#### WORK TASK A
According to the storage excerpt, roughly how many solution providers has NetApp signed up for its StoreVault small-business storage array?
#### WORK TASK B
Reproduce the part of the storage excerpt that opens with the words containing "The past year has" and closes with "Networks and Infortrend.", substituting "incumbent vendors" for "established vendors".

(PAGE EXCERPT begins)

The past year has seen EMC, NetApp and HP unveil storage arrays in the sub-$5,000 range along with related software and services, despite strong competition from established vendors such as Quantum, Nexsan, Adaptec, LeftHand Networks and Infortrend.
NetApp, for instance, has already signed up about 400 solution providers for its StoreVault small-business storage array, of which only 70 had previously worked with the vendor, said Sajai Krishnan, general manager and vice president of the Sunnyvale, Calif.-based company's StoreVault Business Unit. The rest were recruited through Tech Data.
"This is a game for the big boys," Krishnan said. "There are many, many small players who will do well in the market for some time. But it's hard for them to get 200 or more resellers, unless they're in retail."
Expanding into small business has helped NetApp and its partners reach into new customers, Krishnan said. "These are all customers we never had before, and never would have had because they can't afford $20,000 solutions," he said.
NEXT: EMC's small-business storage channel push
In the past year or so since EMC unveiled its Insignia small-business storage line, based on its AX150 array, Retrospect software, and small-business versions of many of its legacy applications, the vendor has signed up 1,300 new Velocity SMB solution providers through Tech Data and Ingram Micro, and even through CDW or PC Connection, said John Palmer, vice president and general manager of EMC Insignia.
"Sometimes they can get better pricing when buying through CDW or PC Connection," he said.
Such solution providers really need the support of a large manufacturer to help develop their storage business, Palmer added.
"Small-business VARs are themselves typically small," he said. "Their challenge is business development. They have a good handle on running their business, but they don't have the resources for business development, or the time to bring in new customers."

(PAGE EXCERPT ends)
(DATASET CONTENT begins)

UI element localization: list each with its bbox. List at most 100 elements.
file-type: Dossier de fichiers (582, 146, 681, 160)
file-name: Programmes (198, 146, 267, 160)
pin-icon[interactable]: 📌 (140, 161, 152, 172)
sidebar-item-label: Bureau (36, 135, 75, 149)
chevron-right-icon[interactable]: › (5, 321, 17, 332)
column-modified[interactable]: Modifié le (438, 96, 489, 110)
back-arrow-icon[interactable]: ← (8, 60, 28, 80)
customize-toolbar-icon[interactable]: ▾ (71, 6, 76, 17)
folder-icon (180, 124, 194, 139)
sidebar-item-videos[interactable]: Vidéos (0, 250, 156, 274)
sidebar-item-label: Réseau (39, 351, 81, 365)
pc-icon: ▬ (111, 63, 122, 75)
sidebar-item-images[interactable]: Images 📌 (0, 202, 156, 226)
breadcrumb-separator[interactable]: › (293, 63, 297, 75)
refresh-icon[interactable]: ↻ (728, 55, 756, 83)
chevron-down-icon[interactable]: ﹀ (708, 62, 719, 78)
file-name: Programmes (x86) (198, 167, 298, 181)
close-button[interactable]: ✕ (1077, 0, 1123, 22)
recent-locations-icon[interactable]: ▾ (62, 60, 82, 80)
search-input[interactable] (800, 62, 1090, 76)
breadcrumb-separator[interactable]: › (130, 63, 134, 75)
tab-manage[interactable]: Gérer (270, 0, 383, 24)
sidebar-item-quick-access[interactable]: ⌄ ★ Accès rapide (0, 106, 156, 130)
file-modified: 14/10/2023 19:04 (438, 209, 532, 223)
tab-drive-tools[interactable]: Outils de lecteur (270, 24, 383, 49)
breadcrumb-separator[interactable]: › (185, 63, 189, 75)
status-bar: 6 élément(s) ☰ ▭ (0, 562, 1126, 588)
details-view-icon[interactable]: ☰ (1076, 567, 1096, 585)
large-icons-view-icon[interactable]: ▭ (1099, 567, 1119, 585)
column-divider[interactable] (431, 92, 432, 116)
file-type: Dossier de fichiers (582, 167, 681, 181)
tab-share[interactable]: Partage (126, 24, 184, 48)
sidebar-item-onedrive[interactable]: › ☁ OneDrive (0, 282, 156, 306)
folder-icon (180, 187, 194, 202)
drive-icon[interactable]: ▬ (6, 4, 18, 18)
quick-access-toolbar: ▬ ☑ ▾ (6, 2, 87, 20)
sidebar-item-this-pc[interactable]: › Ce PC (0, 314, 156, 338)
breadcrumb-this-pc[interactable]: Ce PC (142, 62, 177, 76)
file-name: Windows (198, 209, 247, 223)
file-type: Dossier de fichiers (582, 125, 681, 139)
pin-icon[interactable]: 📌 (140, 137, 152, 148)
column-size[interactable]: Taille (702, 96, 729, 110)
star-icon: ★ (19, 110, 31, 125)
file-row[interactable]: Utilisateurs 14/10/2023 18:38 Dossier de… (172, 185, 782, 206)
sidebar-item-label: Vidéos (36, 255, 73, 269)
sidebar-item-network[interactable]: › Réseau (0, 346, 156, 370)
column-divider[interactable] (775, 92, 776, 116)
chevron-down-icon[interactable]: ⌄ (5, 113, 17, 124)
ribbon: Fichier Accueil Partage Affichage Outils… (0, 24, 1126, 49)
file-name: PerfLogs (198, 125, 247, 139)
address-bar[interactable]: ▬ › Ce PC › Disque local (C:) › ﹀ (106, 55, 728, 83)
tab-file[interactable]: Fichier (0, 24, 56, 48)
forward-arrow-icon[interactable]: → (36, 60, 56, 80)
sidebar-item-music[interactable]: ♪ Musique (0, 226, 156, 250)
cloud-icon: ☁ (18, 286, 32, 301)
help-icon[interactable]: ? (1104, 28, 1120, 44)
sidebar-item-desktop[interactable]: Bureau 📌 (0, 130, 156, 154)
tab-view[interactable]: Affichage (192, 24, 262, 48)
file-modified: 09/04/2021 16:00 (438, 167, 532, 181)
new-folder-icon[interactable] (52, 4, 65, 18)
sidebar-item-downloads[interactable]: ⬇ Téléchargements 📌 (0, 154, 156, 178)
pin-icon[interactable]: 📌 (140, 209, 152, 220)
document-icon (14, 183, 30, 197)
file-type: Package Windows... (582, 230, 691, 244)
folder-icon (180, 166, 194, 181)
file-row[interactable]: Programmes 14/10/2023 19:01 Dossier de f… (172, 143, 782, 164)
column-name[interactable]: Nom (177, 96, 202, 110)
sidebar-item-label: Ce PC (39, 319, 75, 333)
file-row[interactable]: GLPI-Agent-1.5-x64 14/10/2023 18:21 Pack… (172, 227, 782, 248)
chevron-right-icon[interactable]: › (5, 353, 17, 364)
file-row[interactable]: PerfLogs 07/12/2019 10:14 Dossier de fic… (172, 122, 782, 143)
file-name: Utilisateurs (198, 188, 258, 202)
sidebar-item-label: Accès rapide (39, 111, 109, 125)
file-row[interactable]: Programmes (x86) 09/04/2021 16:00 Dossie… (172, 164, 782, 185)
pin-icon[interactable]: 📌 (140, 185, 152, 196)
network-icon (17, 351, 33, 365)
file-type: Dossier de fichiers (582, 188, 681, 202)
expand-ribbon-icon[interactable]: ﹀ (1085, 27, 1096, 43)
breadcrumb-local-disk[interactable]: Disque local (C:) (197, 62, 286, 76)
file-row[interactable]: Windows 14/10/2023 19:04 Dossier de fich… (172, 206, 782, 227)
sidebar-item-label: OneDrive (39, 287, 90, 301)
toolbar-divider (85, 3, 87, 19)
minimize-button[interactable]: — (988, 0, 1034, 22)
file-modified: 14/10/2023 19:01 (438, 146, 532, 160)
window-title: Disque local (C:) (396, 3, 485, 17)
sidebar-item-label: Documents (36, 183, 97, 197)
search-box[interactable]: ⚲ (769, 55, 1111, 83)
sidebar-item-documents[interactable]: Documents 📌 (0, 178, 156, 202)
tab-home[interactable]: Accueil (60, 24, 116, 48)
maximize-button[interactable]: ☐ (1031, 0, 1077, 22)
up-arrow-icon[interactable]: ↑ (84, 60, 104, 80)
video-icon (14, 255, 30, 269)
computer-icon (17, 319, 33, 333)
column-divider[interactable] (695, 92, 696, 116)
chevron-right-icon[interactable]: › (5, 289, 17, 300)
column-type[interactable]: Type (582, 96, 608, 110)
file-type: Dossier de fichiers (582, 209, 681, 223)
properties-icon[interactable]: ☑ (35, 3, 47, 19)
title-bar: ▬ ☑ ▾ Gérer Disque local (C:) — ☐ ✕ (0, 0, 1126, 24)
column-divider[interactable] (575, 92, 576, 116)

(DATASET CONTENT ends)

#### YOUR RESPONSE A
About 400.

#### YOUR RESPONSE B
The past year has seen EMC, NetApp and HP unveil storage arrays in the sub-$5,000 range along with related software and services, despite strong competition from incumbent vendors such as Quantum, Nexsan, Adaptec, LeftHand Networks and Infortrend.